---------- Bahan yang Diekstrak

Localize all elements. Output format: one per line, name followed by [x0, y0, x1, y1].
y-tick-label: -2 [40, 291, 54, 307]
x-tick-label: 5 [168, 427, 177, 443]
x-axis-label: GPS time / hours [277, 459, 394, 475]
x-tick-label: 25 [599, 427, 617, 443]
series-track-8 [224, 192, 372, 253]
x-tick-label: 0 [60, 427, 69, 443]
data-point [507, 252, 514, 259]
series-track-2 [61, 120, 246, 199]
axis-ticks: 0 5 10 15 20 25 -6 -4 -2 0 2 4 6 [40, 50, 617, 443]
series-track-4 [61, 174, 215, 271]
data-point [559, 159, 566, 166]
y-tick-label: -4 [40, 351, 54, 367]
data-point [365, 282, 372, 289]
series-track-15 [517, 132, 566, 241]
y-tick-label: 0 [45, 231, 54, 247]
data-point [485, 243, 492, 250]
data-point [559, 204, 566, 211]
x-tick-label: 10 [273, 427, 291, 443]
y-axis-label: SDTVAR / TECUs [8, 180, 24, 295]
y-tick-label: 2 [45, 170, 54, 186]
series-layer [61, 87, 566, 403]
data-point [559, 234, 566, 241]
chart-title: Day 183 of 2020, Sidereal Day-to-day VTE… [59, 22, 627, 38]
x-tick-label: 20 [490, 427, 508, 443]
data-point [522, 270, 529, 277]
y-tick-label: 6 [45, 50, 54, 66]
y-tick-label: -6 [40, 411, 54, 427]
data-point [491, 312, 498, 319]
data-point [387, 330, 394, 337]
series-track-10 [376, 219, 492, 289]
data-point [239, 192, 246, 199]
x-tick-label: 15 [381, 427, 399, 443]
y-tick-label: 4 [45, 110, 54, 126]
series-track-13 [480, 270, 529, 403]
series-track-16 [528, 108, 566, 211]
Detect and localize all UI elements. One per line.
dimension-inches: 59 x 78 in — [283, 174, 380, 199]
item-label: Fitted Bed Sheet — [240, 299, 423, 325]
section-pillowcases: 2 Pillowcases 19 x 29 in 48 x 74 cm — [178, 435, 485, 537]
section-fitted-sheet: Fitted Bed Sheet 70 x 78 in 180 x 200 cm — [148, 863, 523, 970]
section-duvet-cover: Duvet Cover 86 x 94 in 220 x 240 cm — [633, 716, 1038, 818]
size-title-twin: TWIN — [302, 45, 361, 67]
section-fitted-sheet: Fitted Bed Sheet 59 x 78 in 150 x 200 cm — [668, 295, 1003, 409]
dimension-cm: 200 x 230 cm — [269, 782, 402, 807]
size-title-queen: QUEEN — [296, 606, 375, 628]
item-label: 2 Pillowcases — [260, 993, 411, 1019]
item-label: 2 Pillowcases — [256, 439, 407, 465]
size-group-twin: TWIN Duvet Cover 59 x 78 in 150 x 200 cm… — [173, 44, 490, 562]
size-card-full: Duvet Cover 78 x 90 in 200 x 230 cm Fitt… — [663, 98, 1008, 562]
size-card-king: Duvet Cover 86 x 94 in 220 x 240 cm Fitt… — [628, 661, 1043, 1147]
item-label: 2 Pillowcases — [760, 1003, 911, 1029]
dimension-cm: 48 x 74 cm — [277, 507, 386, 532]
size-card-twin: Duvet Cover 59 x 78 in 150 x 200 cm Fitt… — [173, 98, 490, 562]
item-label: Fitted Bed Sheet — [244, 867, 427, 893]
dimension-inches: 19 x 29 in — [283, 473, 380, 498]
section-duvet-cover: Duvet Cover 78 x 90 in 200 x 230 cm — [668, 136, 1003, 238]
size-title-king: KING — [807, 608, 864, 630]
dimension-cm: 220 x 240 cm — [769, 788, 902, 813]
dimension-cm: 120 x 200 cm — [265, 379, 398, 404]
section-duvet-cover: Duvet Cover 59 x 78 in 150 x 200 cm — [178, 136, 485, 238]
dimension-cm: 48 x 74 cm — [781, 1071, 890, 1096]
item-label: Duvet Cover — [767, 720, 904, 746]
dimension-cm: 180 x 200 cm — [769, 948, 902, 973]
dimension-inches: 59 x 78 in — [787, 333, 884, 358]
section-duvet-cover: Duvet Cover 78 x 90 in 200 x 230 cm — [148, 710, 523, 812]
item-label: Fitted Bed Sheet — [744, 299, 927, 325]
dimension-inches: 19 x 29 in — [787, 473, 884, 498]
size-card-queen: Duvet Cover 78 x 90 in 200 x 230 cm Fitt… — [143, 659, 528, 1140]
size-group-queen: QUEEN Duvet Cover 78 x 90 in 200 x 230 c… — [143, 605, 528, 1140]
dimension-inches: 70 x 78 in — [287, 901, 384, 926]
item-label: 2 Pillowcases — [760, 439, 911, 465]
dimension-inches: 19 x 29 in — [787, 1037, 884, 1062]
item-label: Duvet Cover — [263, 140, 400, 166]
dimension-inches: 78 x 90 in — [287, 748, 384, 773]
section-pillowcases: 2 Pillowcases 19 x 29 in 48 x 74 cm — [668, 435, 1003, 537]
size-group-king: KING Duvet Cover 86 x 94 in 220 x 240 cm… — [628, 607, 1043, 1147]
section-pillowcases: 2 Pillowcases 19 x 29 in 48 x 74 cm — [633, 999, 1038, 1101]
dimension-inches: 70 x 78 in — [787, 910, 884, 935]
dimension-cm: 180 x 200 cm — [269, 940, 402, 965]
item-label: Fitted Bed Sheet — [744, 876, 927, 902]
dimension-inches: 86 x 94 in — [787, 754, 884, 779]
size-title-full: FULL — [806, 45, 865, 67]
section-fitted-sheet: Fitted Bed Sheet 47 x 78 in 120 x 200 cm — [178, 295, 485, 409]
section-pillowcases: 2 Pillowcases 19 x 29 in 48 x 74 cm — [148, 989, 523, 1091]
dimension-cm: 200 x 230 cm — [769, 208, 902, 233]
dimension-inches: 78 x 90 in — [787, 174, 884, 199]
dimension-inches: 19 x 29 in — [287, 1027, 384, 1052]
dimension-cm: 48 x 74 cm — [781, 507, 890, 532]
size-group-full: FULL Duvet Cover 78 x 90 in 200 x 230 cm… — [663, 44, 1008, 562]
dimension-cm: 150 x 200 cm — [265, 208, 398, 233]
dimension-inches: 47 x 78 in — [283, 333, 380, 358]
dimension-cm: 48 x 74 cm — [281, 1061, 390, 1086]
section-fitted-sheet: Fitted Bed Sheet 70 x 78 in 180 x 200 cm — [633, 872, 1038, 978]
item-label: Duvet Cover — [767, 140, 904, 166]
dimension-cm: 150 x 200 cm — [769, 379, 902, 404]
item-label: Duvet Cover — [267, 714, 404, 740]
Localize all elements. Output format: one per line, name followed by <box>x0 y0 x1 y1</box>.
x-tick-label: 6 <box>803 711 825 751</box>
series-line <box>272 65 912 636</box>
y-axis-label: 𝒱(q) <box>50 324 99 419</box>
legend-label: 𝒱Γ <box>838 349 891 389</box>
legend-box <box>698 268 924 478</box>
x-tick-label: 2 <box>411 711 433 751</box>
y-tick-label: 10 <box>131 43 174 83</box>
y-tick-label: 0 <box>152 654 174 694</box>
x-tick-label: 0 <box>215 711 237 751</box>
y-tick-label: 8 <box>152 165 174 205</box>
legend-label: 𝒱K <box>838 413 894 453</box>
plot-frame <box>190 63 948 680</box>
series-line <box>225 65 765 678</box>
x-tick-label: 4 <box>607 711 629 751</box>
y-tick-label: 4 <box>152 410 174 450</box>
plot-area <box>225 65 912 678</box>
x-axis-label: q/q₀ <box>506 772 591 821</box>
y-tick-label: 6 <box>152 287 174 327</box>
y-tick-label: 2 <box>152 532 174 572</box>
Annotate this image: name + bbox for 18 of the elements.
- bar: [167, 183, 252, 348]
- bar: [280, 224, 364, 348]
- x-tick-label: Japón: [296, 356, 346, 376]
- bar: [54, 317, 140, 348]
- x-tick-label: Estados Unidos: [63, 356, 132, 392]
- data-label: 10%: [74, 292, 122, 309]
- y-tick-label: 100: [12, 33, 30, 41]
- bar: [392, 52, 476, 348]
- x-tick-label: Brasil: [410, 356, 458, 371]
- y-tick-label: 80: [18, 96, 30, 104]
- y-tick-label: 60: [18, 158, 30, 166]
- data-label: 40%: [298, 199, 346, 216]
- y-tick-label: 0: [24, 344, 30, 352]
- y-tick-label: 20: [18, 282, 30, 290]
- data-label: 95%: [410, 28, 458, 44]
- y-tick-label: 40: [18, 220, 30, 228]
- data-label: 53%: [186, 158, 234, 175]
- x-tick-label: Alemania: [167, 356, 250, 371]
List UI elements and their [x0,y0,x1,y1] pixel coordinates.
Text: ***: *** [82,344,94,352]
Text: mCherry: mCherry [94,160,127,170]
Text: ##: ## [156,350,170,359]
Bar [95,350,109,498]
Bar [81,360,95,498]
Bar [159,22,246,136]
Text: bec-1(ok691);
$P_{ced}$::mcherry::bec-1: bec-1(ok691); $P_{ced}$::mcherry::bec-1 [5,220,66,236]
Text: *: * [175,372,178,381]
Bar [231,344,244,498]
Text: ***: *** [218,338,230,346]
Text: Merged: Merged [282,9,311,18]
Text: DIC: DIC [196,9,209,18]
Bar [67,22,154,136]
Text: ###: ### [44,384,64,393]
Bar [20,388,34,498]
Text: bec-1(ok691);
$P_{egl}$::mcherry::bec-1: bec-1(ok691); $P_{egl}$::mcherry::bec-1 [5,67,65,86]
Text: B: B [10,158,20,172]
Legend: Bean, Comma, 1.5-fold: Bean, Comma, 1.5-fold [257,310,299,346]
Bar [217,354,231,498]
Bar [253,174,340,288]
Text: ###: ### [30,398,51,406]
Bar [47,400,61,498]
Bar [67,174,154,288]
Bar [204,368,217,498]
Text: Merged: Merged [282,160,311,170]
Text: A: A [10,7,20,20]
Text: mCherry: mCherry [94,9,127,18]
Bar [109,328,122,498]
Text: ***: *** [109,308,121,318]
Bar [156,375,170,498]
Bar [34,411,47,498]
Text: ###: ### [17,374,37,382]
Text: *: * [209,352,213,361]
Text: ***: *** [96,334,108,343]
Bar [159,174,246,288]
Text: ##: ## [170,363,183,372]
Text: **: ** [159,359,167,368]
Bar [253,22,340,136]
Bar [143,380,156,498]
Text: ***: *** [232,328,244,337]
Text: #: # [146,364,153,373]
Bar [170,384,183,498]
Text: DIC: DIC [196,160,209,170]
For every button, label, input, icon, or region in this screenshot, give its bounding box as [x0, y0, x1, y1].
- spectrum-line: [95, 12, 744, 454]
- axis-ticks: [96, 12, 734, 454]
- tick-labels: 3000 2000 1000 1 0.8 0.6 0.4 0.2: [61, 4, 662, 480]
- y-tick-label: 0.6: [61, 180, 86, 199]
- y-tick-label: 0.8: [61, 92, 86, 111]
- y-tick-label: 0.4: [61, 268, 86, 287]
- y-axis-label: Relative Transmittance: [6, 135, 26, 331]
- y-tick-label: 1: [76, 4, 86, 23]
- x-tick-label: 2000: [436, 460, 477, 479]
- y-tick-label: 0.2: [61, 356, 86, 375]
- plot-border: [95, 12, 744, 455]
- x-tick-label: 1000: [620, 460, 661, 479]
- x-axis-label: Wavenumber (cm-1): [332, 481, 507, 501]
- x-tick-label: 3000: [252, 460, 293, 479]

--------------------

Yang Diminta » Tulis ulang kata demi kata bagian dari awal baris-baris di atas sampai baris yang memuat "x-tick-label: 10 [273, 427, 291, 443]". Baris pertama dan baris terakhir itu juga disertakan.

Tugas Selesai »
Localize all elements. Output format: one per line, name followed by [x0, y0, x1, y1].
y-tick-label: -2 [40, 291, 54, 307]
x-tick-label: 5 [168, 427, 177, 443]
x-axis-label: GPS time / hours [277, 459, 394, 475]
x-tick-label: 25 [599, 427, 617, 443]
series-track-8 [224, 192, 372, 253]
x-tick-label: 0 [60, 427, 69, 443]
data-point [507, 252, 514, 259]
series-track-2 [61, 120, 246, 199]
axis-ticks: 0 5 10 15 20 25 -6 -4 -2 0 2 4 6 [40, 50, 617, 443]
series-track-4 [61, 174, 215, 271]
data-point [559, 159, 566, 166]
y-tick-label: -4 [40, 351, 54, 367]
data-point [365, 282, 372, 289]
series-track-15 [517, 132, 566, 241]
y-tick-label: 0 [45, 231, 54, 247]
data-point [485, 243, 492, 250]
data-point [559, 204, 566, 211]
x-tick-label: 10 [273, 427, 291, 443]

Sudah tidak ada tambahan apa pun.